Below are records; work out how many of their lines hold the string "this" and give that number alone.

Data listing
========================================

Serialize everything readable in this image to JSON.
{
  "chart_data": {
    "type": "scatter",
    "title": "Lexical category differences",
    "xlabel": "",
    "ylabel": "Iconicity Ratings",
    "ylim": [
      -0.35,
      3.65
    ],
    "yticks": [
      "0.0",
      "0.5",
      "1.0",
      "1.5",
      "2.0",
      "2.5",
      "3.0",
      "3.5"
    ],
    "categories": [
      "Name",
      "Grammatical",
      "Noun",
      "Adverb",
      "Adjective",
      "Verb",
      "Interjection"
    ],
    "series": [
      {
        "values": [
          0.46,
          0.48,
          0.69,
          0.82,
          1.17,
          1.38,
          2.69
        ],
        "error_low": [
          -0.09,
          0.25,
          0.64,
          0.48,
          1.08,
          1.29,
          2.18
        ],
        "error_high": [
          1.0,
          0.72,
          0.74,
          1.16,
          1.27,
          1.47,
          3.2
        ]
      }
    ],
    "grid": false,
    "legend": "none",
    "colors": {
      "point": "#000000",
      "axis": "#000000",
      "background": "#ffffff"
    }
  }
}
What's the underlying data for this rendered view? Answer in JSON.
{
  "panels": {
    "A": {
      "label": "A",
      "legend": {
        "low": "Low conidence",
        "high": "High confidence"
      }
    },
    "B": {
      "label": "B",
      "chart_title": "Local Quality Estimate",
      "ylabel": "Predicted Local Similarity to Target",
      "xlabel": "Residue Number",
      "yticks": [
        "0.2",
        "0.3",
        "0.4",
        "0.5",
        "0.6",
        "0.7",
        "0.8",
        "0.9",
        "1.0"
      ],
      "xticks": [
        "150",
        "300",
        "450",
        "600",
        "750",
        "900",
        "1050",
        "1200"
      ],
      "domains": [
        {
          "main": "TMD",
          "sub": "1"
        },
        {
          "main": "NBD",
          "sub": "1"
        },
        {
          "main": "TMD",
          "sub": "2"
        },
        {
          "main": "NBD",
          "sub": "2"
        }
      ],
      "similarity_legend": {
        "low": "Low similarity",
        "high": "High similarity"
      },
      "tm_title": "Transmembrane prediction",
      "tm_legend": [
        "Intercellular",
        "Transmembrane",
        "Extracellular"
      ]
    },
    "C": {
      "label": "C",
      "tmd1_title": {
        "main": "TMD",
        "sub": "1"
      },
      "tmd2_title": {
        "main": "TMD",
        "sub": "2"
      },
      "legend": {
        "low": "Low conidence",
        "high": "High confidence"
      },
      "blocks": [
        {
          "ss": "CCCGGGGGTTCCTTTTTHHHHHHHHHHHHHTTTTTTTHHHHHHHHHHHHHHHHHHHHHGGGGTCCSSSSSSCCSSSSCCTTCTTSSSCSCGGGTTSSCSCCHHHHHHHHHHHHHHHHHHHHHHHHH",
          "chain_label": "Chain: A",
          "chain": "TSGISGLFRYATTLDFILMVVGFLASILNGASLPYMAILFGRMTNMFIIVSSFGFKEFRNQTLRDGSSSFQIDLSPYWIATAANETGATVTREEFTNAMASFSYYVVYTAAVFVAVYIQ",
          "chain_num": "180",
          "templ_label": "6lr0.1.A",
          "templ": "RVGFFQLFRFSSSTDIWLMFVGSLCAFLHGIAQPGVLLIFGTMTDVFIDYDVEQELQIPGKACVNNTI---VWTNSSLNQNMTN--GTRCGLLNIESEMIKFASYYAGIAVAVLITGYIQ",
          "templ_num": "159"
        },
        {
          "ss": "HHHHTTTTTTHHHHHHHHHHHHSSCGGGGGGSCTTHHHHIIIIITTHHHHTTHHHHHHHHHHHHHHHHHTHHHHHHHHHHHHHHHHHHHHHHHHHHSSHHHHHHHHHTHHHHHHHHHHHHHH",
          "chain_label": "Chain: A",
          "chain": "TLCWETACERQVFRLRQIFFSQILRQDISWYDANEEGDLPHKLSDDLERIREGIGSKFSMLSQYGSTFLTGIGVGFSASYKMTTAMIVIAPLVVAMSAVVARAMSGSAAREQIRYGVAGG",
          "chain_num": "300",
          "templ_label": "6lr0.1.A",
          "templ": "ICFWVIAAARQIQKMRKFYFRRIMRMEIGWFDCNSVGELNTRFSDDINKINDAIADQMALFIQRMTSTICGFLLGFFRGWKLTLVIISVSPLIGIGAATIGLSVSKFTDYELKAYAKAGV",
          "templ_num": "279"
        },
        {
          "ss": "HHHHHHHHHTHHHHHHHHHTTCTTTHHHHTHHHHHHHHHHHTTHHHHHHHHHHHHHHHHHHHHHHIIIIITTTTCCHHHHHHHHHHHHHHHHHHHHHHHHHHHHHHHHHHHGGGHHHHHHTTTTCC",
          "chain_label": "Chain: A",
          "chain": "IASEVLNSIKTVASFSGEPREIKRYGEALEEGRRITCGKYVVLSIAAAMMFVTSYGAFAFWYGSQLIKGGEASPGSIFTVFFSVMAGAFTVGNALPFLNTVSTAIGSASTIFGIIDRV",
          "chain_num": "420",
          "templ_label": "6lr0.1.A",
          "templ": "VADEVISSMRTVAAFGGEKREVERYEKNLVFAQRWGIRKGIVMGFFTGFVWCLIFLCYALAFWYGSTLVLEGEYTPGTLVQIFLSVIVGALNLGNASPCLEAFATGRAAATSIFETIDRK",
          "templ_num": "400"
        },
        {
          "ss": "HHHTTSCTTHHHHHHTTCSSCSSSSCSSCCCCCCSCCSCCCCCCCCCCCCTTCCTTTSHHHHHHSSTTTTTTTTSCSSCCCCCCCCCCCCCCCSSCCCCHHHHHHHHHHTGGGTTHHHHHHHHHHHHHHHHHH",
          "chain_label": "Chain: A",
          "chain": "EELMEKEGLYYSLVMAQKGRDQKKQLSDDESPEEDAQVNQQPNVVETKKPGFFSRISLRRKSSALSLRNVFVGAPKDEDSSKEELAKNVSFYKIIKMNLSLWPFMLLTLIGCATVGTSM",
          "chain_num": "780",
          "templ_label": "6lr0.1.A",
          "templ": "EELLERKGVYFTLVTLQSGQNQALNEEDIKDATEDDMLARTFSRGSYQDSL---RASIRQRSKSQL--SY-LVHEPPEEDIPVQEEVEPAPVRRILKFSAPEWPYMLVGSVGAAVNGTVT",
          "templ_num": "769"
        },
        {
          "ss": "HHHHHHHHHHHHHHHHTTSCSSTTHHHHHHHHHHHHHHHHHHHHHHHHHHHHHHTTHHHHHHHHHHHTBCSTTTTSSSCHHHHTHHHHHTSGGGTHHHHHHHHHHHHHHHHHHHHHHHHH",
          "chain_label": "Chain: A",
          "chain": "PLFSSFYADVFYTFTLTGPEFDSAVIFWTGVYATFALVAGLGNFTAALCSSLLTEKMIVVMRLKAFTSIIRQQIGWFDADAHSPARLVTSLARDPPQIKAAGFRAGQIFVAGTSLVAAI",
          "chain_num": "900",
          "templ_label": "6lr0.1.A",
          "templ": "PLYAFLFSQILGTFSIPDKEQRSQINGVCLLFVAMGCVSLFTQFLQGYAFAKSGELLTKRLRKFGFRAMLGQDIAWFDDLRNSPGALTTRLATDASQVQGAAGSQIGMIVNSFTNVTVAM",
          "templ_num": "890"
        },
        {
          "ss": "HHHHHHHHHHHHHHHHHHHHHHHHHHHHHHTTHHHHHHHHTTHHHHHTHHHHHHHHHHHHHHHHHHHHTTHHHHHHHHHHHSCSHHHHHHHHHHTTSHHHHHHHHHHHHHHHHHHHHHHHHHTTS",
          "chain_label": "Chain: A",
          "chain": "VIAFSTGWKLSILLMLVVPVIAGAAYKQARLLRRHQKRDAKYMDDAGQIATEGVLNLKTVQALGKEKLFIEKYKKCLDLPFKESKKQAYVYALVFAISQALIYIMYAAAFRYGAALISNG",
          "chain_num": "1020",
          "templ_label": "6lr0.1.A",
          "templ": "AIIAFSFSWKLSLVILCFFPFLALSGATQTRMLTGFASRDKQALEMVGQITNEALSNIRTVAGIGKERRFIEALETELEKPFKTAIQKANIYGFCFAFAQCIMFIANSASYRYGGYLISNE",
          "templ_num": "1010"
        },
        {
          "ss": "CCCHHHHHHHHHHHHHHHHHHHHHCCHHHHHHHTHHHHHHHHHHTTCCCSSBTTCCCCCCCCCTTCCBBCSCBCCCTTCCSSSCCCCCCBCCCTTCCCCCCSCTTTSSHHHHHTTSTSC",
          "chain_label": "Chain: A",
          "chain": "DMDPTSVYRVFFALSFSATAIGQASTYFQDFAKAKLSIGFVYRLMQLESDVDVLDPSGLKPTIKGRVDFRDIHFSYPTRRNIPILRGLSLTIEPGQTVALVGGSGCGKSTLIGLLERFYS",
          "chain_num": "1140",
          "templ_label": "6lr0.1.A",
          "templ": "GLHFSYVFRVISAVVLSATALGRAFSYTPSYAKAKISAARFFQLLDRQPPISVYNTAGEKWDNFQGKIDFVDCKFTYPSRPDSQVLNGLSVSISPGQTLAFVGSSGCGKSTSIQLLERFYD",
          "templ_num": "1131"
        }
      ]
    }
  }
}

========================================

> _RESULT_: 2